Problem to solve: The records below are made of lines; count those holding the word "социалистических" and give the number only.

-- BEGIN Excerpted records --

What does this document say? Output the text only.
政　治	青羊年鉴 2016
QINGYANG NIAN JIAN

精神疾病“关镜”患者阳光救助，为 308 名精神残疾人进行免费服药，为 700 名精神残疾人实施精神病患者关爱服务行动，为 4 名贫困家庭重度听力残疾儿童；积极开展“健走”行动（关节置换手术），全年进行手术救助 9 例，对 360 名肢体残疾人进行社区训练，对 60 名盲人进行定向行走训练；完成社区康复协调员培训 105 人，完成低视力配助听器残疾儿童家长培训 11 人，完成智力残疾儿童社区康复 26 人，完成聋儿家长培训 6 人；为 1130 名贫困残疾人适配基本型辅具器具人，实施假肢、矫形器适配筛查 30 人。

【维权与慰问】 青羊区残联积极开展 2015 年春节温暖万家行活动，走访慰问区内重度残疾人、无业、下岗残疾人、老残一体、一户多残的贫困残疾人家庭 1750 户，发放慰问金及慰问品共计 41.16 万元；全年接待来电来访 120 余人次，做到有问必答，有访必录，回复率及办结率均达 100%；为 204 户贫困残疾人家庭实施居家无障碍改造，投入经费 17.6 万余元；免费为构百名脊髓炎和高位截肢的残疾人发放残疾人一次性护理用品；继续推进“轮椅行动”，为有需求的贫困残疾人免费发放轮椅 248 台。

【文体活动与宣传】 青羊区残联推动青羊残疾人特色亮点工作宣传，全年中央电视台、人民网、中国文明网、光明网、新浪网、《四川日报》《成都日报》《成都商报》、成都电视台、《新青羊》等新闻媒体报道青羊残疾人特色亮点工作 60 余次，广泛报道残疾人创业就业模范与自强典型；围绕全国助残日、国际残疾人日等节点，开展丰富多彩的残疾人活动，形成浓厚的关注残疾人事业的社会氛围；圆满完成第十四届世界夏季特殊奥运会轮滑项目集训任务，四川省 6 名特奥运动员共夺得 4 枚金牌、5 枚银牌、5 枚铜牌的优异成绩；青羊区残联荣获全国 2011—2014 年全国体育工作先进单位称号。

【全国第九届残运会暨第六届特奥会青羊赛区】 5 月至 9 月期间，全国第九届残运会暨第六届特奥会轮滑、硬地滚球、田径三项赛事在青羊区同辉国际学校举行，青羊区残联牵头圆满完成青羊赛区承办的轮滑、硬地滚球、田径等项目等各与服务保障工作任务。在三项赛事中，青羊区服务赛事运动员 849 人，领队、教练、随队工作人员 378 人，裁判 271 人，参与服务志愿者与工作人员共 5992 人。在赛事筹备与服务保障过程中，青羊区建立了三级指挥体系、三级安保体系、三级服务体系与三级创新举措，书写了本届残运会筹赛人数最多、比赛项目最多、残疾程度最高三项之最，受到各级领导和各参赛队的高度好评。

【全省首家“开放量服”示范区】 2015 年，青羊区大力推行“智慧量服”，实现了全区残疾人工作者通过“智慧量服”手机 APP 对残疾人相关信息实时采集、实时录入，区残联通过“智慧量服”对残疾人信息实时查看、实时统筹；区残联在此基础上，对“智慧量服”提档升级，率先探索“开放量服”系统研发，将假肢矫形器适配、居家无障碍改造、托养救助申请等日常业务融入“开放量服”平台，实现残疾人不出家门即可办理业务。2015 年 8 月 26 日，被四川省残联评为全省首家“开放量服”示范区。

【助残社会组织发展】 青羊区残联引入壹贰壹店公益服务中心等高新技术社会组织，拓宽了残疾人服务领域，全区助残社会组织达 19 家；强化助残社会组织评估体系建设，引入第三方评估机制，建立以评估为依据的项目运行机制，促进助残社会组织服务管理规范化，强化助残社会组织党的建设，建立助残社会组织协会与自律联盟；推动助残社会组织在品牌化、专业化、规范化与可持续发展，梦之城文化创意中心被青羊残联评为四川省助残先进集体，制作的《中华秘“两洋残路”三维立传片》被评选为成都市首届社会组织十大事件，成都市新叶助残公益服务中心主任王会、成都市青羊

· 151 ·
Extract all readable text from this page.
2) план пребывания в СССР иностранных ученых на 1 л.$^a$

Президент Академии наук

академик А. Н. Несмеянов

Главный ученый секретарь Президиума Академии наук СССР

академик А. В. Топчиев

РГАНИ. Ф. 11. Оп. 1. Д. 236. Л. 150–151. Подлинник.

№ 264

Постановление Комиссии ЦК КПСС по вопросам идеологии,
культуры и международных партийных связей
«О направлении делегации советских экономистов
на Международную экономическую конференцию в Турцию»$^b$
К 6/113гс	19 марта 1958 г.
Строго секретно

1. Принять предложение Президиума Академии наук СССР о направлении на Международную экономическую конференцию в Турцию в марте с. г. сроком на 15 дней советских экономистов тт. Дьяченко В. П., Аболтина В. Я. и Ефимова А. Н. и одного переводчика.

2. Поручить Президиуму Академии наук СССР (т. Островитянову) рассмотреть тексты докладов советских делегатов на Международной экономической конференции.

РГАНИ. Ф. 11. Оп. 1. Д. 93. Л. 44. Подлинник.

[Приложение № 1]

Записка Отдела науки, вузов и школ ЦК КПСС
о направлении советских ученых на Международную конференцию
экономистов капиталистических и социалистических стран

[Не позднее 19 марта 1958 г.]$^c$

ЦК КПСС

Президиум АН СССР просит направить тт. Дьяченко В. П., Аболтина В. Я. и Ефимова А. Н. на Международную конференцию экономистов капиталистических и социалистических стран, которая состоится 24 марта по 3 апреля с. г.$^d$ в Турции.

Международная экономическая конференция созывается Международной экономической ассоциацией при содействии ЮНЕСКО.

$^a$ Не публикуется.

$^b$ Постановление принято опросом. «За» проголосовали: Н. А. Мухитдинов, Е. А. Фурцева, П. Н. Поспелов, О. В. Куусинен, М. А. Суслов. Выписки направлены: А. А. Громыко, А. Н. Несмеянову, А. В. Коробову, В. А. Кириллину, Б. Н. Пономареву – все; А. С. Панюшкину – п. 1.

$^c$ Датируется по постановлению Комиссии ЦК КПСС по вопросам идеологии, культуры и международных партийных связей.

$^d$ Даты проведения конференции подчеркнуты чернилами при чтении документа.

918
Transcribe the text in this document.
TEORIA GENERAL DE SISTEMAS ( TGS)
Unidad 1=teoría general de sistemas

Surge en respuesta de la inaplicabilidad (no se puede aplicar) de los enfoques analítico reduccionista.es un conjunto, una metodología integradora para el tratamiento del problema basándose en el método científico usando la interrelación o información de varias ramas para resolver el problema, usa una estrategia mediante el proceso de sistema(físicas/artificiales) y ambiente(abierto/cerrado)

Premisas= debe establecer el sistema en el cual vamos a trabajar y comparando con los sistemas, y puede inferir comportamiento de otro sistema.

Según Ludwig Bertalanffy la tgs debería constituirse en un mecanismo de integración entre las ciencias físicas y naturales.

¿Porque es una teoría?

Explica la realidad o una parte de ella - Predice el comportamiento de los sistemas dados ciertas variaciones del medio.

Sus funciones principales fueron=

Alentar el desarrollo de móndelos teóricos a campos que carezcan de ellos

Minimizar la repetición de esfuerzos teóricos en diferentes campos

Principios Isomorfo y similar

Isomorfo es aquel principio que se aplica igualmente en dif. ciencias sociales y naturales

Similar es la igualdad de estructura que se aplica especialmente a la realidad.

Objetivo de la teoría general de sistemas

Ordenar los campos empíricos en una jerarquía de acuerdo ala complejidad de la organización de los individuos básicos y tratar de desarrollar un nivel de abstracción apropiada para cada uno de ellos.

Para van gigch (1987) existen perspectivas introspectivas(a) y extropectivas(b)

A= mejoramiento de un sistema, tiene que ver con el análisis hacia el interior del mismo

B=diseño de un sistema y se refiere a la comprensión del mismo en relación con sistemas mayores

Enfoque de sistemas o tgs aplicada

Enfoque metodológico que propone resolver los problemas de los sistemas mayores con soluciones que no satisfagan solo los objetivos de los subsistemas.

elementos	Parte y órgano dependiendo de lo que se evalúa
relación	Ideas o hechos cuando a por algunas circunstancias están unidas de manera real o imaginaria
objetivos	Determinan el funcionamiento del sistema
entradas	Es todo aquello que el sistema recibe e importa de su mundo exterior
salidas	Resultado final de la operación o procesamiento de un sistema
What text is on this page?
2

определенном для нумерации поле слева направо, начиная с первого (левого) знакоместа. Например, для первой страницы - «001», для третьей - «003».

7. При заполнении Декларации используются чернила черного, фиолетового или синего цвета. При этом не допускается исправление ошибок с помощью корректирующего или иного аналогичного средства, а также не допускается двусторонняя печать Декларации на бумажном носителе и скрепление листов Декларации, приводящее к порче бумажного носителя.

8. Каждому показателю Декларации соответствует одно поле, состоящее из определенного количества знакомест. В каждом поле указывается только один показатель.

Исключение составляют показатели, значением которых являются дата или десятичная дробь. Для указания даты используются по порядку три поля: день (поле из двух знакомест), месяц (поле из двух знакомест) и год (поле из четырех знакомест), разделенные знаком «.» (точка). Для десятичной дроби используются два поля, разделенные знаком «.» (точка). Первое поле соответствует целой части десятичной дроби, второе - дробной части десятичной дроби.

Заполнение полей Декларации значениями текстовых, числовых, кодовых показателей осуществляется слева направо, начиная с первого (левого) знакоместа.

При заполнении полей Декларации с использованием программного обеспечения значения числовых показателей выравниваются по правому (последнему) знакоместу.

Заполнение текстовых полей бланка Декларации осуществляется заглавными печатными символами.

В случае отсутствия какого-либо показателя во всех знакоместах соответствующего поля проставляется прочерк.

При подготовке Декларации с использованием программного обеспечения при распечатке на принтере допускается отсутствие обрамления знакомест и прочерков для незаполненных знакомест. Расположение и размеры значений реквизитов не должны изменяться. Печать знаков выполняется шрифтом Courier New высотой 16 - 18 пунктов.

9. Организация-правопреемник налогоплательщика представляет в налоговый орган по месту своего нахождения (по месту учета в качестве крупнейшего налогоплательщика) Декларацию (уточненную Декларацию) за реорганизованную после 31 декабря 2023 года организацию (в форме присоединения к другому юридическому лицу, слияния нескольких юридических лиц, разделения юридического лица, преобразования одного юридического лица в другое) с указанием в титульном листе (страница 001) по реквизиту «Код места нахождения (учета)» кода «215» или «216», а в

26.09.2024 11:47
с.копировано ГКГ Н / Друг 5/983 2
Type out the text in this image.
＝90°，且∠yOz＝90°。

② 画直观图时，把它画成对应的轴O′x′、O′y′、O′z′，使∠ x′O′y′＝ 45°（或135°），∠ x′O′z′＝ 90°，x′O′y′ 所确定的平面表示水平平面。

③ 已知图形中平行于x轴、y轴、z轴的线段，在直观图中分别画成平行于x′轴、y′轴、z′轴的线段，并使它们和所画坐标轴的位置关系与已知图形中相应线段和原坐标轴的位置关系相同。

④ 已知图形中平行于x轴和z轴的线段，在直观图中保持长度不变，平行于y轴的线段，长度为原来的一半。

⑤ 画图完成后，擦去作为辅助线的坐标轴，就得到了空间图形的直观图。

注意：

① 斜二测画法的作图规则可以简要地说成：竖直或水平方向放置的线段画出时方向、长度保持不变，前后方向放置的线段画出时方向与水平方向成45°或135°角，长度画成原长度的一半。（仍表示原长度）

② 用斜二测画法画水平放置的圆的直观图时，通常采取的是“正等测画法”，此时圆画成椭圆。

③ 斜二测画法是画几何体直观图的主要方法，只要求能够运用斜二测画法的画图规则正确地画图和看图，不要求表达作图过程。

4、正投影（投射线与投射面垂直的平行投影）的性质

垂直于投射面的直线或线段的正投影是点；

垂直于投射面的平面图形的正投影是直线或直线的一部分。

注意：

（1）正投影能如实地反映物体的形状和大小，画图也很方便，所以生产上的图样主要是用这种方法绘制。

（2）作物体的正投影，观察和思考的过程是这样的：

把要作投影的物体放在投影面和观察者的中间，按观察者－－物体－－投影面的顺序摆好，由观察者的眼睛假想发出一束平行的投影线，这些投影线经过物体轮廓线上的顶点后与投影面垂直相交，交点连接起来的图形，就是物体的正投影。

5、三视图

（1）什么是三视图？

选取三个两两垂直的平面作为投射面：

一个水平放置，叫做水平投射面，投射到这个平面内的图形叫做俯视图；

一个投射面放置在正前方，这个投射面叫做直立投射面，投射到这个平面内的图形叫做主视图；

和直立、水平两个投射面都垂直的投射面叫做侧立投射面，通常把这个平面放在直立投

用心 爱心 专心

-- END Excerpted records --

Problem solution: 2